### Explore the material:
1) List each distinct name signed under a post in the access-violation discussion, with each name given once.
2) Continue the access-violation discussion from its last sentence.

### Source text:

▼

On unix type systems a Access violation generates a SEGV or BUS signal. This normally causes the application to core dump. You could always write your own signal handler. From there you could probably generate a stack-dump using the glibc before core dumping.

A core dump generally give you all this for wasy analysis in gdb.

doron
+1  A: 

In MSVC you can set the debugger to break when any exception or things like an access violation happen buy going to debug->Exceptions and checking the appropriate box.

Note that access violations are not C++ exceptions and will be handled differently on different systems. In Windows you can trap them with a structured exception handler. In unixy systems it will usually core dump. You can usually get a stacktrace from that.

Matt Price
+1  A: 

My answer refers to Windows only. You have quite a few options:

Without changing your code -

  • Avoid catching exceptions (at least ones you do not expect), and let your app just crash. Configure good ol' dr. watson (drwtsn32.exe) to create a crash dump, and open that dump in your debugger. You'll get the exact line of code there.
  • Use adPlus (from the windbg installation) to monitor your app's run, and create a dump when an exception is thrown.

From within your code, you can -

Finally, quite a lot of questions have been asked here on this issue. Look around, and you'll get additional answers.

eran
+1  A: 

In case you really want to log info about C++ exceptions (AV is not one) thrown from your code, you can use macros __FILE__ and __LINE__ within constructors of your exception types.

Nemanja Trifunovic
Just make sure you use those macros in the call to the constructor, rather than in the constructor body itself--otherwise you'll always get the same location--right there in the constructor body! :)
Drew Hall
LOL - a good point. I used to work with some THROW macros that would do that automatically for me.
Nemanja Trifunovic
@Nemanja Trifunovic - can you give min sample of __FILE__ __LINE__?
whoi
@whoi: untested. class my_exception : public std::exception { public: my_exception(const char* file, const char* line) { log(file, line); } }; ... throw my_exception(`__FILE__`, `__LINE__`);
Nemanja Trifunovic
A: 

For msdev / Windows, during development, always have your linker generate a MAP file. When Windows throws up an access violation, and it's your code (not library), you can use the address to match up function / data in the MAP file and get within a few lines of the offender. At a minimum, you'll know the function/method.

▲

Structured page parsing data
▼

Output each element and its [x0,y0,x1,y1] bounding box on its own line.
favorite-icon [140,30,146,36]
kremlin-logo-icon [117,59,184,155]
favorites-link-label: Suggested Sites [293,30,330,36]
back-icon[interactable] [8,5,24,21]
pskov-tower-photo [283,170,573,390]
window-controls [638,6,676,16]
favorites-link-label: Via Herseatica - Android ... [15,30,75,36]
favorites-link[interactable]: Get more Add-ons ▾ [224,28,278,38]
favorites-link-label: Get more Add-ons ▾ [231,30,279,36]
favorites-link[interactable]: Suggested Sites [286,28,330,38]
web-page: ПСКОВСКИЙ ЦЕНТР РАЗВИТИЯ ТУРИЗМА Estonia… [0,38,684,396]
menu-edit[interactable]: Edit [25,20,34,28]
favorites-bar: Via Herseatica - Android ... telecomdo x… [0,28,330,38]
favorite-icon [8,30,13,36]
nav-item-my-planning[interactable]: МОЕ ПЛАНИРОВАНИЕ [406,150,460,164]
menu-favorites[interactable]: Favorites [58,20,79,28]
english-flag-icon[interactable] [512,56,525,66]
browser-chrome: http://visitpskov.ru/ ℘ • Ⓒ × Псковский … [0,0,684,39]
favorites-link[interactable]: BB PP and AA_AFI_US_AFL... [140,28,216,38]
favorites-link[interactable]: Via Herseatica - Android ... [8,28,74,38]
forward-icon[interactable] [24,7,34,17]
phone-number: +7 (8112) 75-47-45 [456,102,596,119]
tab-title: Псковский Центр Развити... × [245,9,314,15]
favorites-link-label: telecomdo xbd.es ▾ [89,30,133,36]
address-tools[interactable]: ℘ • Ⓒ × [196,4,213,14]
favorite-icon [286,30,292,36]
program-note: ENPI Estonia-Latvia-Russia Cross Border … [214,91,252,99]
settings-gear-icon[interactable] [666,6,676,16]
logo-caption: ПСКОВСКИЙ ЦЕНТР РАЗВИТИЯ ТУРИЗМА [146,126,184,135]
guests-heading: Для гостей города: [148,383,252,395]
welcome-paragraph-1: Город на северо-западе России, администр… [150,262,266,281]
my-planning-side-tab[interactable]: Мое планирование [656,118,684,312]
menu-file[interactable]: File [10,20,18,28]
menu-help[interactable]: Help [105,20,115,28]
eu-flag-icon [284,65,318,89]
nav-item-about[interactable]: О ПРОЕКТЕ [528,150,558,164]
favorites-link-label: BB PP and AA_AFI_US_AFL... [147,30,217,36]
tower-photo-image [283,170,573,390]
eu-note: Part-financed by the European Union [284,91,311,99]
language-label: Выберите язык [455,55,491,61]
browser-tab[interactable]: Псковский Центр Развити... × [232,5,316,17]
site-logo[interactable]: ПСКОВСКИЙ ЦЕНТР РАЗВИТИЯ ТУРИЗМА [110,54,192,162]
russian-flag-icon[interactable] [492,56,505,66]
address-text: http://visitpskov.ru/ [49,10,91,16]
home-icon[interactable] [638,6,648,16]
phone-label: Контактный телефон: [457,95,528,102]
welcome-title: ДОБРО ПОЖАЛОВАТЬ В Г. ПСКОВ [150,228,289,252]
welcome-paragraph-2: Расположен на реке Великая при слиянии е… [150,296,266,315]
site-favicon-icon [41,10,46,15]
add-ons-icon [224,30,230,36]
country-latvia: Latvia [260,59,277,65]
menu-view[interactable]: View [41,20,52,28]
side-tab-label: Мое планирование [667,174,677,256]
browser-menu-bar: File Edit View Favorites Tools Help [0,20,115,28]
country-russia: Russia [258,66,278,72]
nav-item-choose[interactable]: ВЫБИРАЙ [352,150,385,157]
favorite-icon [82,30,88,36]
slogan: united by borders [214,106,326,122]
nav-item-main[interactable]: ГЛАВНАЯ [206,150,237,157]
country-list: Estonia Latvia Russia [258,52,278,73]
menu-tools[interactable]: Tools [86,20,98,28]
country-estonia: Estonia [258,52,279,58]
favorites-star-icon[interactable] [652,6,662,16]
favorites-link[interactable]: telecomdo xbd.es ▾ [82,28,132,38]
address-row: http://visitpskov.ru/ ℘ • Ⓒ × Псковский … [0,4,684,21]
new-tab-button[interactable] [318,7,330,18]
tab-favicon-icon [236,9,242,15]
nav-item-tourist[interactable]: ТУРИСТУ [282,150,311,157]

▲

### Expected outputs:
1) doron, Matt Price, eran, Nemanja Trifunovic, Drew Hall, whoi

2)
A: 

On one project I worked on, the root class of the exception hierarchy used captured a callstack in the constructor in case that information was needed later for debugging after the exception was caught. It was a decent idea, although if you're catching and 'handling' the exception, exactly when it was thrown shouldn't really matter all that much.

To put it another way, if you care about this info (context of "who" threw it), you probably shouldn't be using an exception to report this condition, or potentially you shouldn't be catching the exception in the first place. Uncaught exceptions cause crashes, giving you a crash dump at the point the exception was thrown.

Terry Mahaffey
A: 

If you catch the SEH exception using a __catch handler you can then access the thread context at the time of the exception and then use StackWalk64 to dump the call stack at the point where the exception was generated. Note that as I mentioned here: http://stackoverflow.com/questions/301892/printing-the-stack-trace-in-c-msvc/301984#301984 StackWalker by Jochen Kalmbach [MVP VC++] and available on codeproject is probably the easiest way to do this. It wraps up all of the details of dealing with the underlying StackWalk64 API.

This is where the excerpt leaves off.